== Objective ==
Pick every line from the data that holds the word "fill".

— begin Recorded data —

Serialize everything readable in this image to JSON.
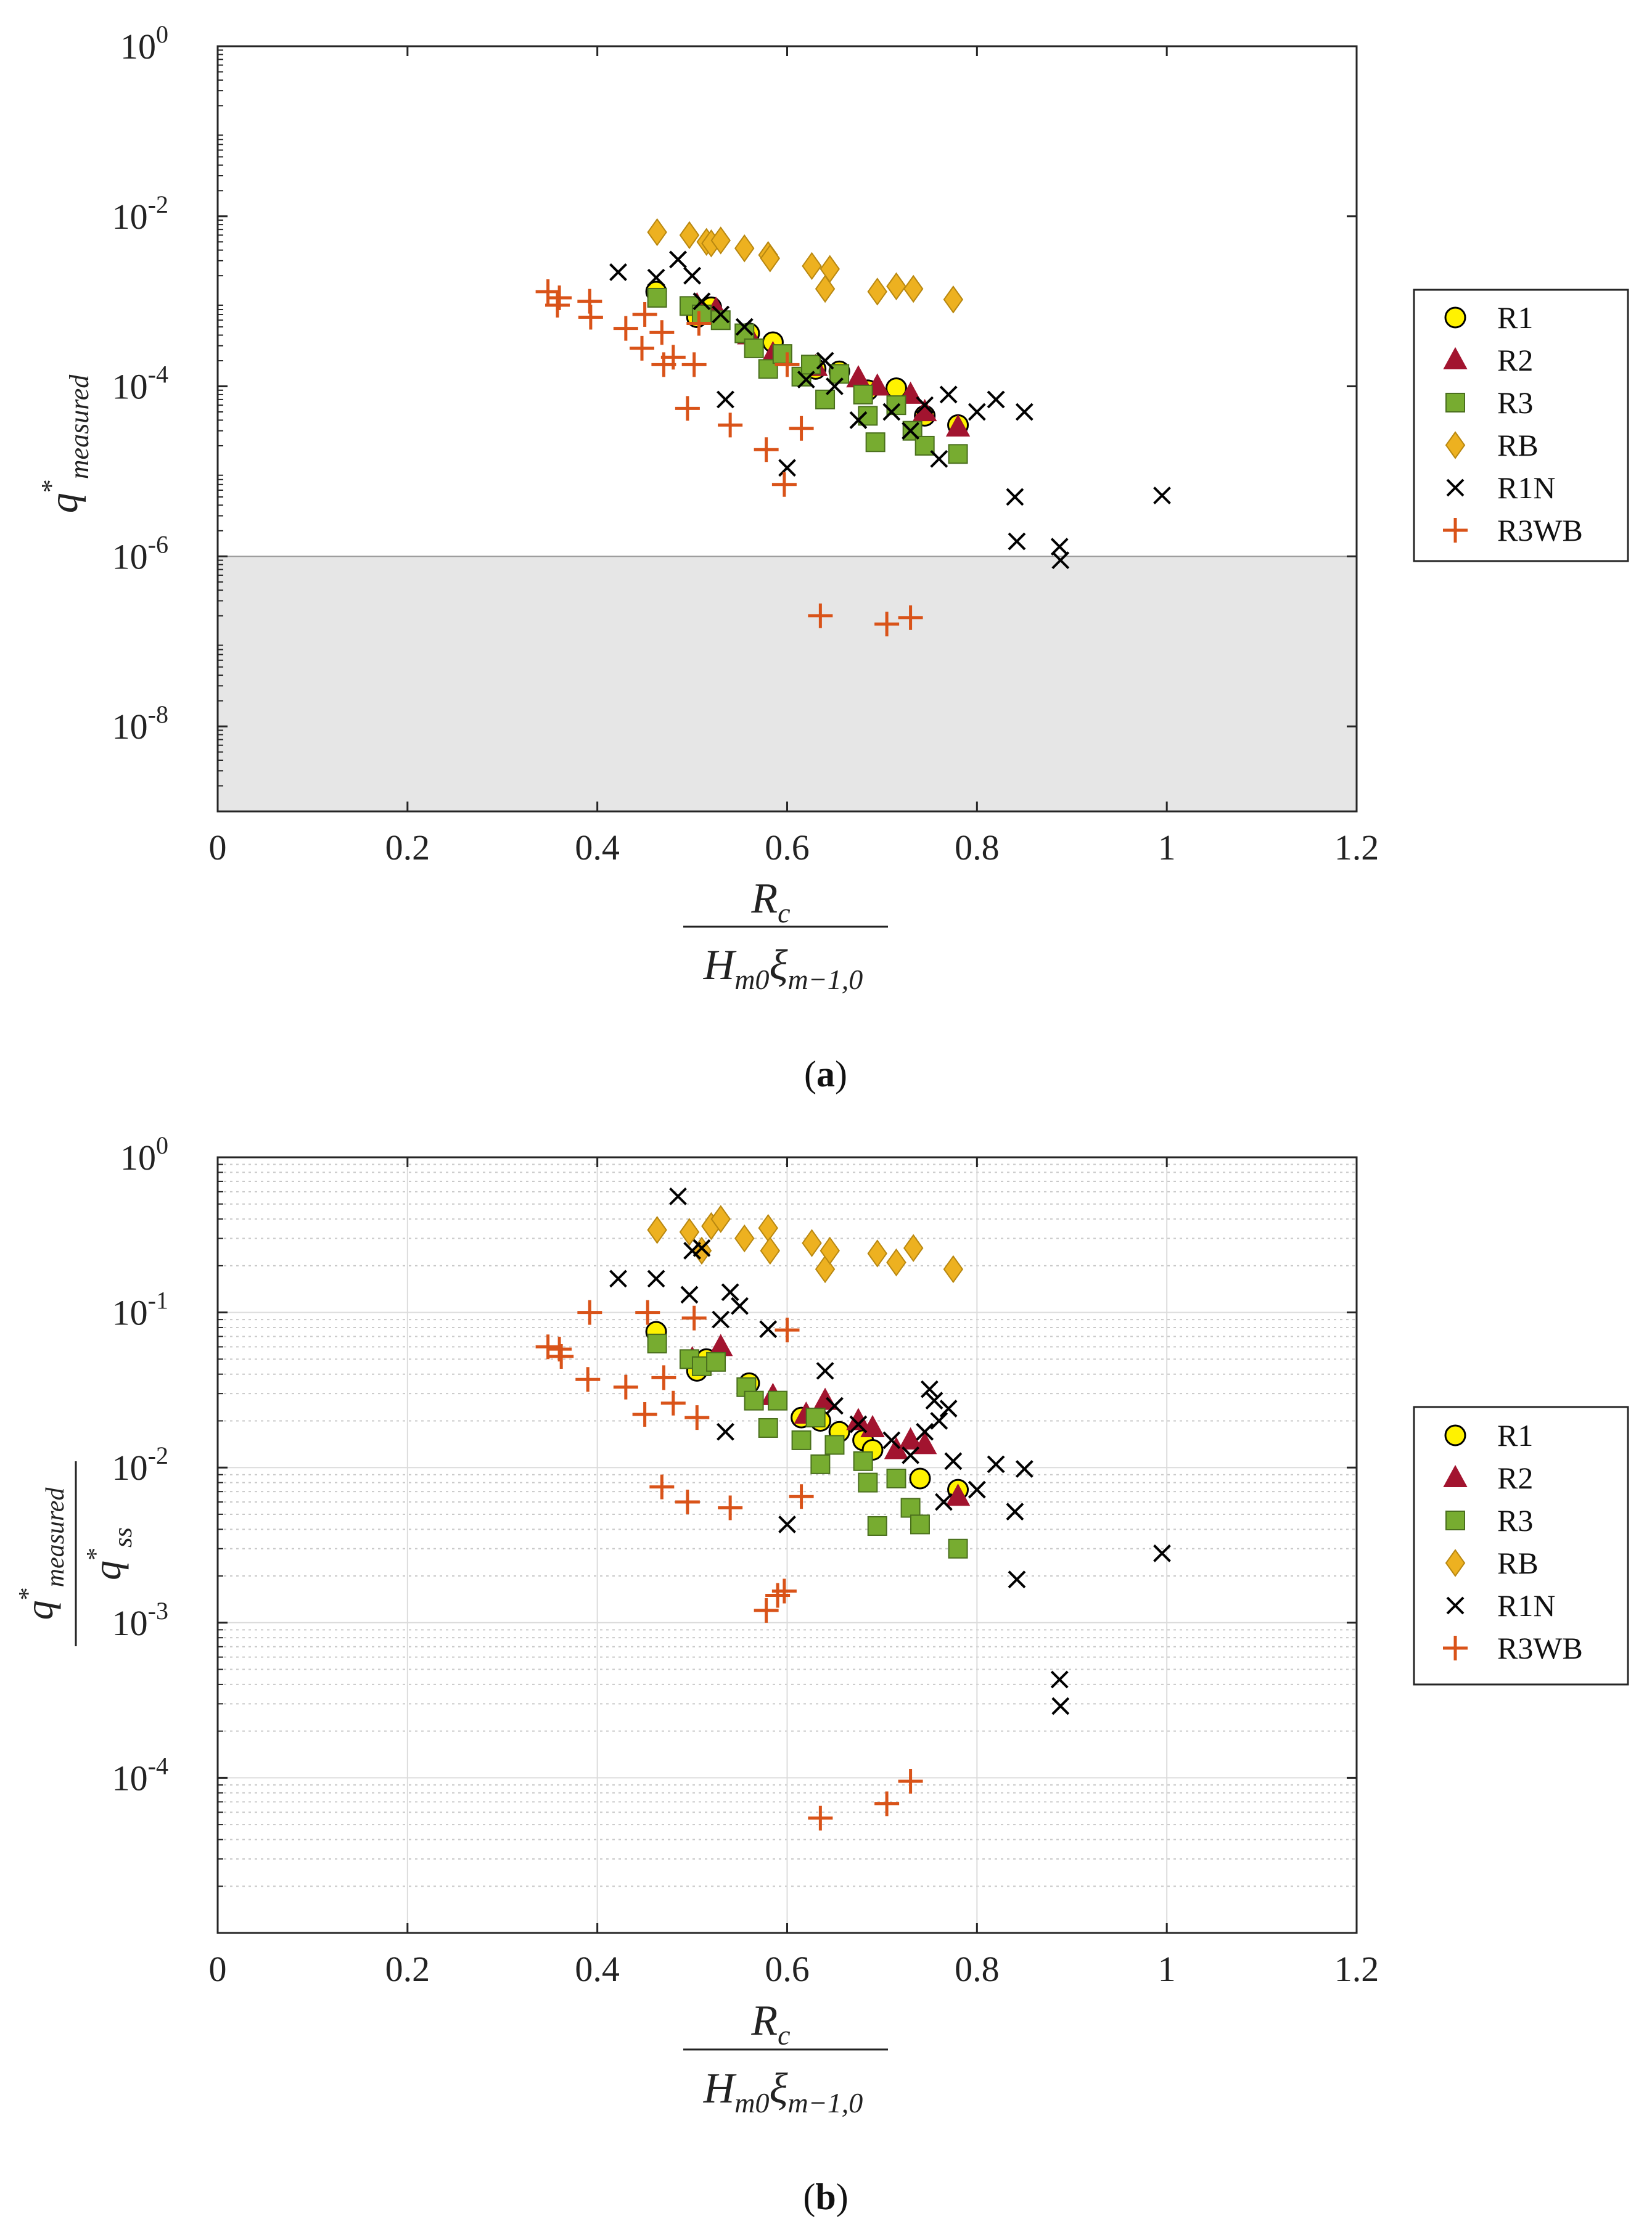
{
  "legend_entries": [
    {
      "name": "R1",
      "marker": "circle",
      "fill": "#FFF200",
      "stroke": "#000000"
    },
    {
      "name": "R2",
      "marker": "triangle",
      "fill": "#A2142F",
      "stroke": "#A2142F"
    },
    {
      "name": "R3",
      "marker": "square",
      "fill": "#77AC30",
      "stroke": "#4a6f1d"
    },
    {
      "name": "RB",
      "marker": "diamond",
      "fill": "#EDB120",
      "stroke": "#b88710"
    },
    {
      "name": "R1N",
      "marker": "x",
      "fill": "none",
      "stroke": "#000000"
    },
    {
      "name": "R3WB",
      "marker": "plus",
      "fill": "none",
      "stroke": "#D95319"
    }
  ],
  "chart_data": [
    {
      "type": "scatter",
      "yscale": "log",
      "caption_letter": "a",
      "caption": "(a)",
      "xlabel_numerator": "R",
      "xlabel_numerator_sub": "c",
      "xlabel_denominator": "H",
      "xlabel_denominator_sub1": "m0",
      "xlabel_denominator_xi": "ξ",
      "xlabel_denominator_sub2": "m−1,0",
      "ylabel_main": "q",
      "ylabel_sup": "*",
      "ylabel_sub": "measured",
      "xlim": [
        0,
        1.2
      ],
      "ylim_exp": [
        -9,
        0
      ],
      "xticks": [
        0,
        0.2,
        0.4,
        0.6,
        0.8,
        1,
        1.2
      ],
      "xtick_labels": [
        "0",
        "0.2",
        "0.4",
        "0.6",
        "0.8",
        "1",
        "1.2"
      ],
      "yticks_exp": [
        0,
        -2,
        -4,
        -6,
        -8
      ],
      "ytick_base": "10",
      "ytick_exponents": [
        "0",
        "-2",
        "-4",
        "-6",
        "-8"
      ],
      "shaded_region_y": [
        1e-09,
        1e-06
      ],
      "grid": false,
      "series": [
        {
          "name": "R1",
          "points": [
            [
              0.462,
              0.0013
            ],
            [
              0.505,
              0.00065
            ],
            [
              0.52,
              0.00085
            ],
            [
              0.56,
              0.00042
            ],
            [
              0.585,
              0.00033
            ],
            [
              0.63,
              0.00016
            ],
            [
              0.655,
              0.00015
            ],
            [
              0.685,
              9e-05
            ],
            [
              0.715,
              9.5e-05
            ],
            [
              0.745,
              4.5e-05
            ],
            [
              0.78,
              3.5e-05
            ]
          ]
        },
        {
          "name": "R2",
          "points": [
            [
              0.505,
              0.0009
            ],
            [
              0.525,
              0.0008
            ],
            [
              0.56,
              0.0004
            ],
            [
              0.585,
              0.00024
            ],
            [
              0.63,
              0.00017
            ],
            [
              0.675,
              0.000125
            ],
            [
              0.695,
              0.0001
            ],
            [
              0.73,
              8e-05
            ],
            [
              0.745,
              5e-05
            ],
            [
              0.78,
              3.3e-05
            ]
          ]
        },
        {
          "name": "R3",
          "points": [
            [
              0.463,
              0.0011
            ],
            [
              0.497,
              0.00088
            ],
            [
              0.51,
              0.0007
            ],
            [
              0.53,
              0.0006
            ],
            [
              0.555,
              0.00042
            ],
            [
              0.565,
              0.00028
            ],
            [
              0.58,
              0.00016
            ],
            [
              0.595,
              0.00024
            ],
            [
              0.615,
              0.00013
            ],
            [
              0.625,
              0.00018
            ],
            [
              0.64,
              7e-05
            ],
            [
              0.655,
              0.00014
            ],
            [
              0.68,
              8e-05
            ],
            [
              0.685,
              4.5e-05
            ],
            [
              0.693,
              2.2e-05
            ],
            [
              0.715,
              6e-05
            ],
            [
              0.732,
              3e-05
            ],
            [
              0.745,
              2e-05
            ],
            [
              0.78,
              1.6e-05
            ]
          ]
        },
        {
          "name": "RB",
          "points": [
            [
              0.463,
              0.0065
            ],
            [
              0.497,
              0.006
            ],
            [
              0.515,
              0.005
            ],
            [
              0.52,
              0.0048
            ],
            [
              0.53,
              0.0052
            ],
            [
              0.555,
              0.0042
            ],
            [
              0.58,
              0.0035
            ],
            [
              0.582,
              0.0032
            ],
            [
              0.626,
              0.0026
            ],
            [
              0.64,
              0.0014
            ],
            [
              0.645,
              0.0024
            ],
            [
              0.695,
              0.0013
            ],
            [
              0.715,
              0.0015
            ],
            [
              0.733,
              0.0014
            ],
            [
              0.775,
              0.00105
            ]
          ]
        },
        {
          "name": "R1N",
          "points": [
            [
              0.422,
              0.0022
            ],
            [
              0.462,
              0.0019
            ],
            [
              0.485,
              0.0031
            ],
            [
              0.5,
              0.002
            ],
            [
              0.51,
              0.001
            ],
            [
              0.535,
              7e-05
            ],
            [
              0.53,
              0.0007
            ],
            [
              0.555,
              0.0005
            ],
            [
              0.6,
              1.1e-05
            ],
            [
              0.62,
              0.00012
            ],
            [
              0.64,
              0.0002
            ],
            [
              0.65,
              0.0001
            ],
            [
              0.675,
              4e-05
            ],
            [
              0.71,
              5e-05
            ],
            [
              0.73,
              3e-05
            ],
            [
              0.745,
              6e-05
            ],
            [
              0.76,
              1.4e-05
            ],
            [
              0.77,
              8e-05
            ],
            [
              0.8,
              5e-05
            ],
            [
              0.82,
              7e-05
            ],
            [
              0.84,
              5e-06
            ],
            [
              0.85,
              5e-05
            ],
            [
              0.842,
              1.5e-06
            ],
            [
              0.887,
              1.3e-06
            ],
            [
              0.888,
              9e-07
            ],
            [
              0.995,
              5.2e-06
            ]
          ]
        },
        {
          "name": "R3WB",
          "points": [
            [
              0.348,
              0.0013
            ],
            [
              0.36,
              0.0011
            ],
            [
              0.358,
              0.0009
            ],
            [
              0.392,
              0.001
            ],
            [
              0.393,
              0.00065
            ],
            [
              0.43,
              0.00048
            ],
            [
              0.45,
              0.0007
            ],
            [
              0.447,
              0.00028
            ],
            [
              0.468,
              0.00043
            ],
            [
              0.47,
              0.00018
            ],
            [
              0.48,
              0.00022
            ],
            [
              0.495,
              5.5e-05
            ],
            [
              0.502,
              0.00018
            ],
            [
              0.507,
              0.00055
            ],
            [
              0.54,
              3.5e-05
            ],
            [
              0.578,
              1.8e-05
            ],
            [
              0.597,
              7e-06
            ],
            [
              0.6,
              0.00018
            ],
            [
              0.615,
              3.2e-05
            ],
            [
              0.635,
              2e-07
            ],
            [
              0.705,
              1.6e-07
            ],
            [
              0.73,
              1.9e-07
            ]
          ]
        }
      ]
    },
    {
      "type": "scatter",
      "yscale": "log",
      "caption_letter": "b",
      "caption": "(b)",
      "xlabel_numerator": "R",
      "xlabel_numerator_sub": "c",
      "xlabel_denominator": "H",
      "xlabel_denominator_sub1": "m0",
      "xlabel_denominator_xi": "ξ",
      "xlabel_denominator_sub2": "m−1,0",
      "ylabel_main": "q",
      "ylabel_sup": "*",
      "ylabel_sub": "measured",
      "ylabel_den_main": "q",
      "ylabel_den_sup": "*",
      "ylabel_den_sub": "ss",
      "xlim": [
        0,
        1.2
      ],
      "ylim_exp": [
        -5,
        0
      ],
      "xticks": [
        0,
        0.2,
        0.4,
        0.6,
        0.8,
        1,
        1.2
      ],
      "xtick_labels": [
        "0",
        "0.2",
        "0.4",
        "0.6",
        "0.8",
        "1",
        "1.2"
      ],
      "yticks_exp": [
        0,
        -1,
        -2,
        -3,
        -4
      ],
      "ytick_base": "10",
      "ytick_exponents": [
        "0",
        "-1",
        "-2",
        "-3",
        "-4"
      ],
      "grid": true,
      "series": [
        {
          "name": "R1",
          "points": [
            [
              0.462,
              0.075
            ],
            [
              0.505,
              0.042
            ],
            [
              0.515,
              0.05
            ],
            [
              0.56,
              0.035
            ],
            [
              0.615,
              0.021
            ],
            [
              0.635,
              0.02
            ],
            [
              0.655,
              0.017
            ],
            [
              0.68,
              0.015
            ],
            [
              0.69,
              0.013
            ],
            [
              0.74,
              0.0085
            ],
            [
              0.78,
              0.0072
            ]
          ]
        },
        {
          "name": "R2",
          "points": [
            [
              0.5,
              0.05
            ],
            [
              0.53,
              0.06
            ],
            [
              0.585,
              0.029
            ],
            [
              0.62,
              0.022
            ],
            [
              0.64,
              0.027
            ],
            [
              0.675,
              0.02
            ],
            [
              0.69,
              0.018
            ],
            [
              0.715,
              0.013
            ],
            [
              0.73,
              0.015
            ],
            [
              0.745,
              0.014
            ],
            [
              0.78,
              0.0065
            ]
          ]
        },
        {
          "name": "R3",
          "points": [
            [
              0.463,
              0.063
            ],
            [
              0.497,
              0.05
            ],
            [
              0.51,
              0.045
            ],
            [
              0.525,
              0.048
            ],
            [
              0.557,
              0.033
            ],
            [
              0.565,
              0.027
            ],
            [
              0.58,
              0.018
            ],
            [
              0.59,
              0.027
            ],
            [
              0.615,
              0.015
            ],
            [
              0.63,
              0.021
            ],
            [
              0.635,
              0.0105
            ],
            [
              0.65,
              0.014
            ],
            [
              0.68,
              0.011
            ],
            [
              0.685,
              0.008
            ],
            [
              0.695,
              0.0042
            ],
            [
              0.715,
              0.0085
            ],
            [
              0.73,
              0.0055
            ],
            [
              0.74,
              0.0043
            ],
            [
              0.78,
              0.003
            ]
          ]
        },
        {
          "name": "RB",
          "points": [
            [
              0.463,
              0.34
            ],
            [
              0.497,
              0.33
            ],
            [
              0.51,
              0.25
            ],
            [
              0.52,
              0.36
            ],
            [
              0.53,
              0.4
            ],
            [
              0.555,
              0.3
            ],
            [
              0.58,
              0.35
            ],
            [
              0.582,
              0.25
            ],
            [
              0.626,
              0.28
            ],
            [
              0.64,
              0.19
            ],
            [
              0.645,
              0.25
            ],
            [
              0.695,
              0.24
            ],
            [
              0.715,
              0.21
            ],
            [
              0.733,
              0.26
            ],
            [
              0.775,
              0.19
            ]
          ]
        },
        {
          "name": "R1N",
          "points": [
            [
              0.422,
              0.165
            ],
            [
              0.462,
              0.165
            ],
            [
              0.485,
              0.56
            ],
            [
              0.5,
              0.25
            ],
            [
              0.497,
              0.13
            ],
            [
              0.51,
              0.26
            ],
            [
              0.535,
              0.017
            ],
            [
              0.53,
              0.09
            ],
            [
              0.54,
              0.135
            ],
            [
              0.55,
              0.11
            ],
            [
              0.58,
              0.078
            ],
            [
              0.6,
              0.0043
            ],
            [
              0.64,
              0.042
            ],
            [
              0.65,
              0.025
            ],
            [
              0.675,
              0.019
            ],
            [
              0.71,
              0.015
            ],
            [
              0.73,
              0.012
            ],
            [
              0.745,
              0.017
            ],
            [
              0.75,
              0.032
            ],
            [
              0.755,
              0.027
            ],
            [
              0.76,
              0.02
            ],
            [
              0.765,
              0.006
            ],
            [
              0.77,
              0.024
            ],
            [
              0.775,
              0.011
            ],
            [
              0.8,
              0.0072
            ],
            [
              0.82,
              0.0105
            ],
            [
              0.84,
              0.0052
            ],
            [
              0.85,
              0.0098
            ],
            [
              0.842,
              0.0019
            ],
            [
              0.887,
              0.00043
            ],
            [
              0.888,
              0.00029
            ],
            [
              0.995,
              0.0028
            ]
          ]
        },
        {
          "name": "R3WB",
          "points": [
            [
              0.348,
              0.06
            ],
            [
              0.36,
              0.058
            ],
            [
              0.362,
              0.052
            ],
            [
              0.39,
              0.037
            ],
            [
              0.392,
              0.1
            ],
            [
              0.43,
              0.033
            ],
            [
              0.45,
              0.022
            ],
            [
              0.453,
              0.1
            ],
            [
              0.47,
              0.038
            ],
            [
              0.468,
              0.0075
            ],
            [
              0.48,
              0.026
            ],
            [
              0.495,
              0.006
            ],
            [
              0.502,
              0.092
            ],
            [
              0.505,
              0.021
            ],
            [
              0.54,
              0.0055
            ],
            [
              0.578,
              0.0012
            ],
            [
              0.59,
              0.0015
            ],
            [
              0.597,
              0.0016
            ],
            [
              0.6,
              0.077
            ],
            [
              0.615,
              0.0065
            ],
            [
              0.635,
              5.5e-05
            ],
            [
              0.705,
              6.8e-05
            ],
            [
              0.73,
              9.5e-05
            ]
          ]
        }
      ]
    }
  ]
}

— end Recorded data —

== Result ==
      "fill": "#FFF200",
      "fill": "#A2142F",
      "fill": "#77AC30",
      "fill": "#EDB120",
      "fill": "none",
      "fill": "none",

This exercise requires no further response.